(Dataset records on visual material)
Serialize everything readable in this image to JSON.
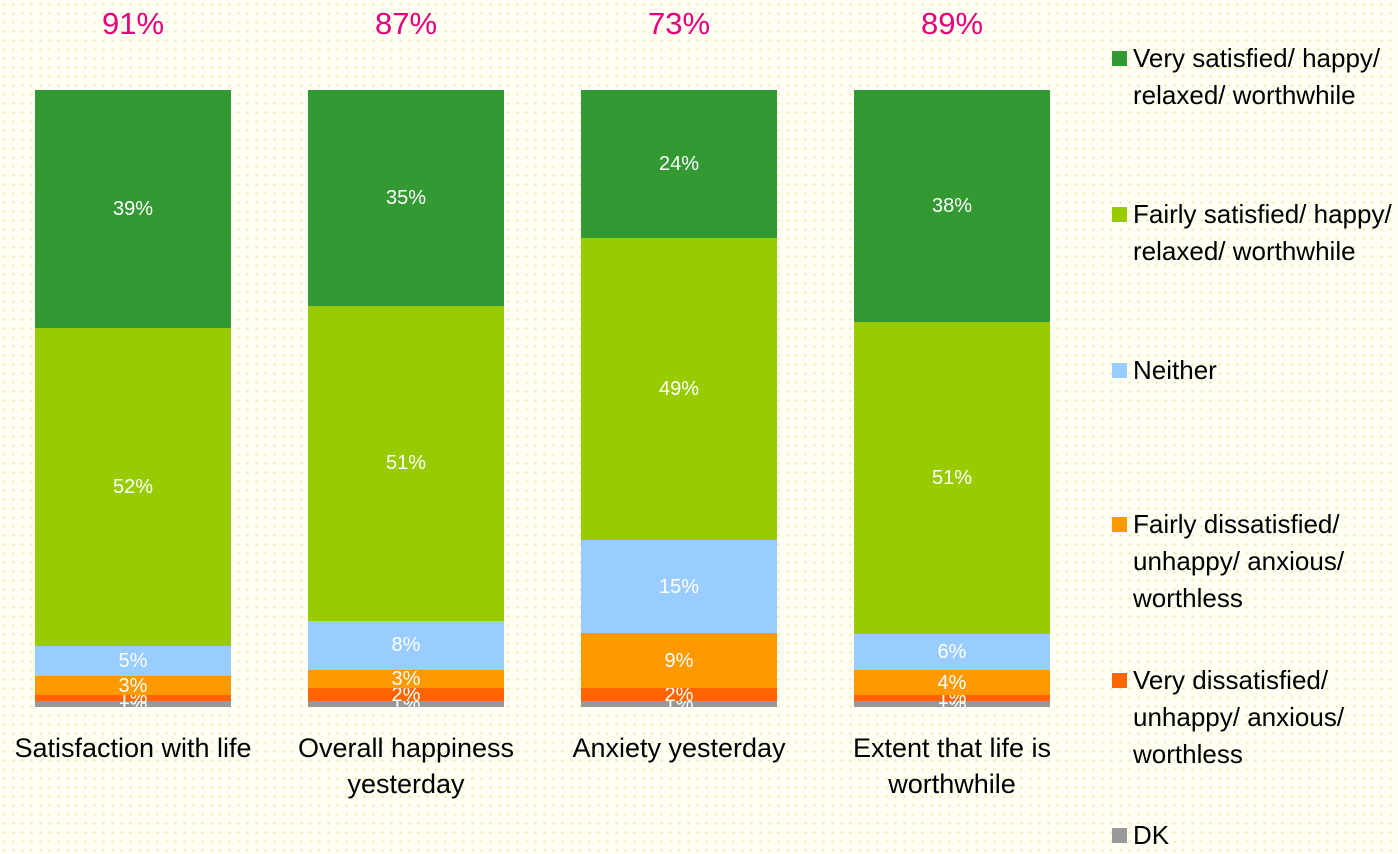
{
  "chart_data": {
    "type": "stacked-bar",
    "categories": [
      "Satisfaction with life",
      "Overall happiness yesterday",
      "Anxiety yesterday",
      "Extent that life is worthwhile"
    ],
    "annotations": [
      "91%",
      "87%",
      "73%",
      "89%"
    ],
    "series": [
      {
        "name": "Very satisfied/ happy/ relaxed/ worthwhile",
        "color": "#339933",
        "values": [
          39,
          35,
          24,
          38
        ],
        "value_labels": [
          "39%",
          "35%",
          "24%",
          "38%"
        ]
      },
      {
        "name": "Fairly satisfied/ happy/ relaxed/ worthwhile",
        "color": "#99cc00",
        "values": [
          52,
          51,
          49,
          51
        ],
        "value_labels": [
          "52%",
          "51%",
          "49%",
          "51%"
        ]
      },
      {
        "name": "Neither",
        "color": "#99ccff",
        "values": [
          5,
          8,
          15,
          6
        ],
        "value_labels": [
          "5%",
          "8%",
          "15%",
          "6%"
        ]
      },
      {
        "name": "Fairly dissatisfied/ unhappy/ anxious/ worthless",
        "color": "#ff9900",
        "values": [
          3,
          3,
          9,
          4
        ],
        "value_labels": [
          "3%",
          "3%",
          "9%",
          "4%"
        ]
      },
      {
        "name": "Very dissatisfied/ unhappy/ anxious/ worthless",
        "color": "#ff6600",
        "values": [
          1,
          2,
          2,
          1
        ],
        "value_labels": [
          "1%",
          "2%",
          "2%",
          "1%"
        ]
      },
      {
        "name": "DK",
        "color": "#999999",
        "values": [
          1,
          1,
          1,
          1
        ],
        "value_labels": [
          "1%",
          "1%",
          "1%",
          "1%"
        ]
      }
    ]
  }
}
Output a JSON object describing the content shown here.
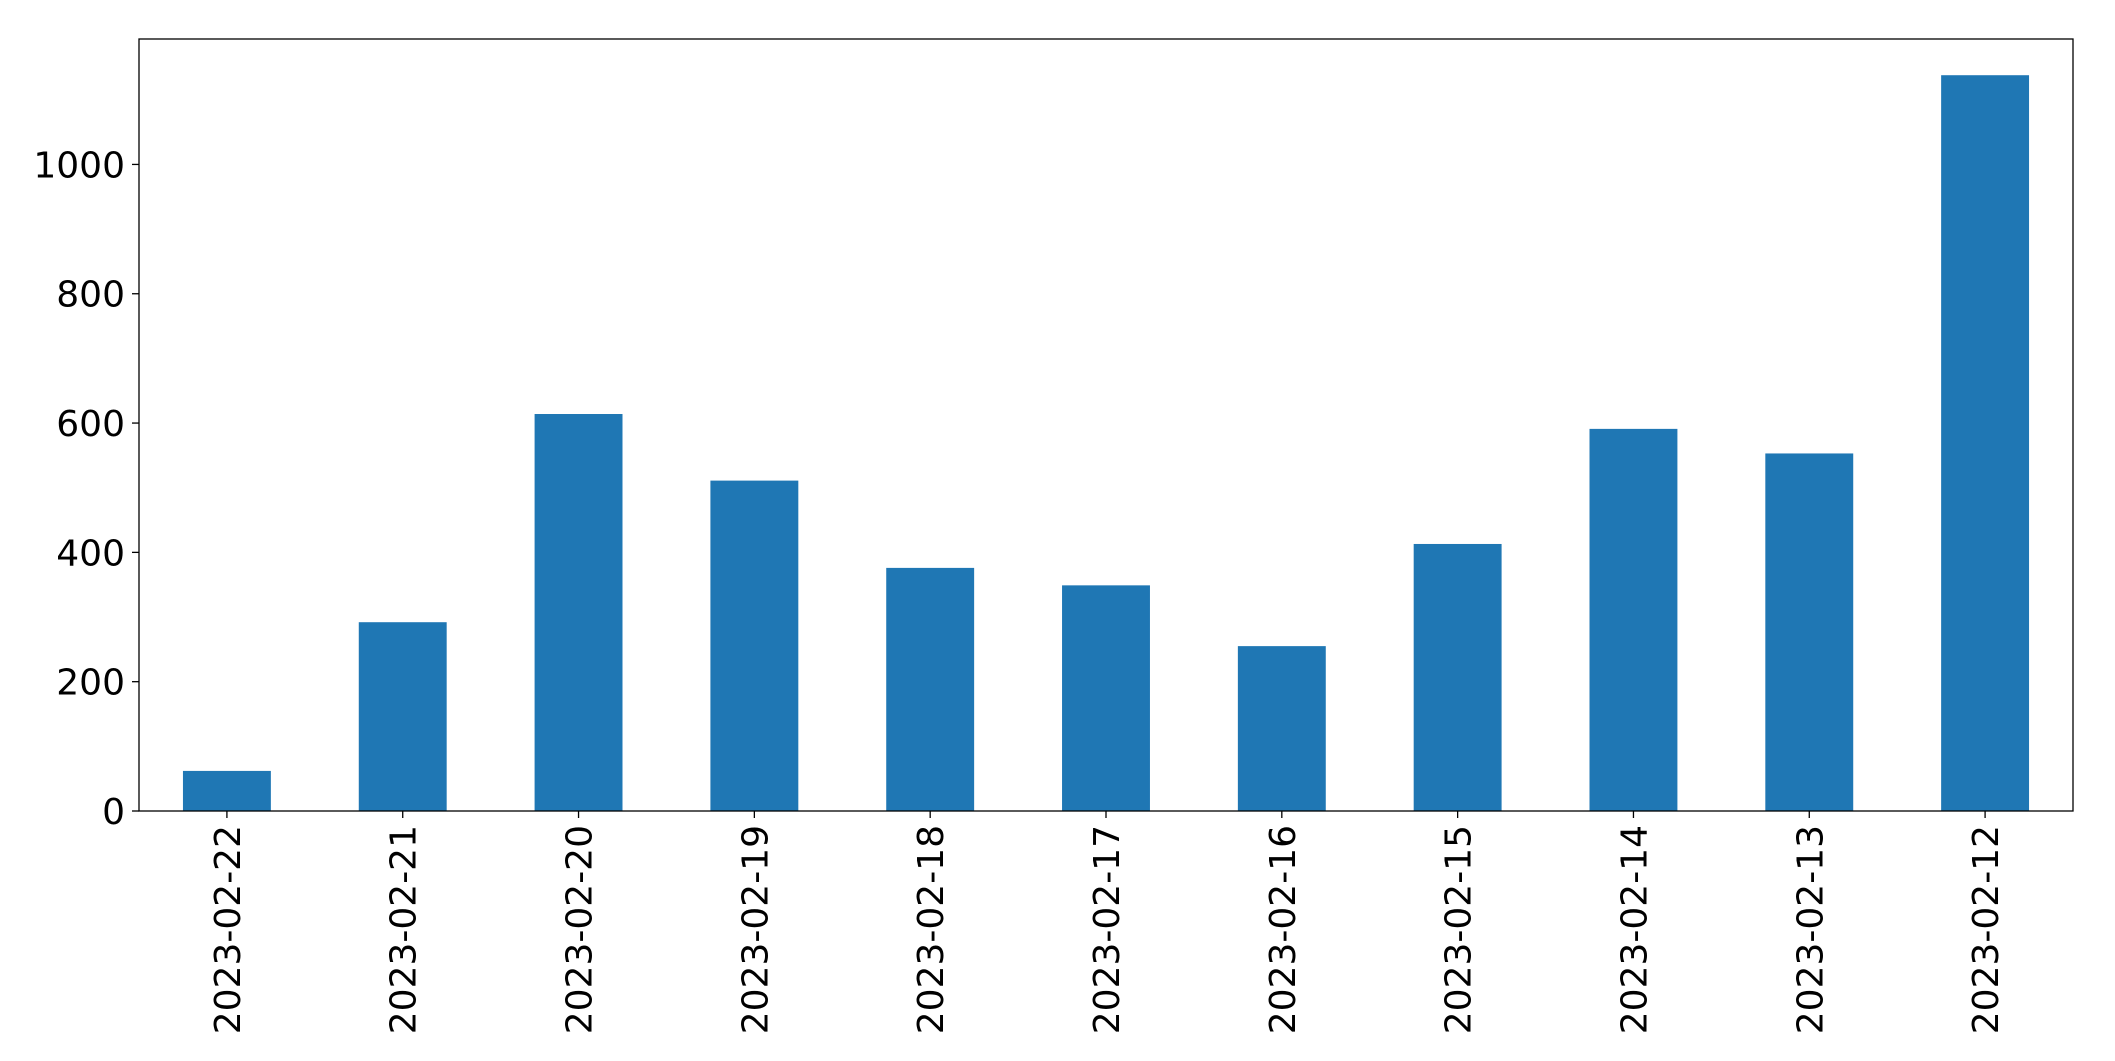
{
  "chart_data": {
    "type": "bar",
    "categories": [
      "2023-02-22",
      "2023-02-21",
      "2023-02-20",
      "2023-02-19",
      "2023-02-18",
      "2023-02-17",
      "2023-02-16",
      "2023-02-15",
      "2023-02-14",
      "2023-02-13",
      "2023-02-12"
    ],
    "values": [
      62,
      292,
      614,
      511,
      376,
      349,
      255,
      413,
      591,
      553,
      1138
    ],
    "color": "#1f77b4",
    "ylim": [
      0,
      1194
    ],
    "yticks": [
      0,
      200,
      400,
      600,
      800,
      1000
    ],
    "grid": false
  }
}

### Written exercise
Copy each line of the records above that carries the word "dissatisfied".

### Finished answer
        "name": "Fairly dissatisfied/ unhappy/ anxious/ worthless",
        "name": "Very dissatisfied/ unhappy/ anxious/ worthless",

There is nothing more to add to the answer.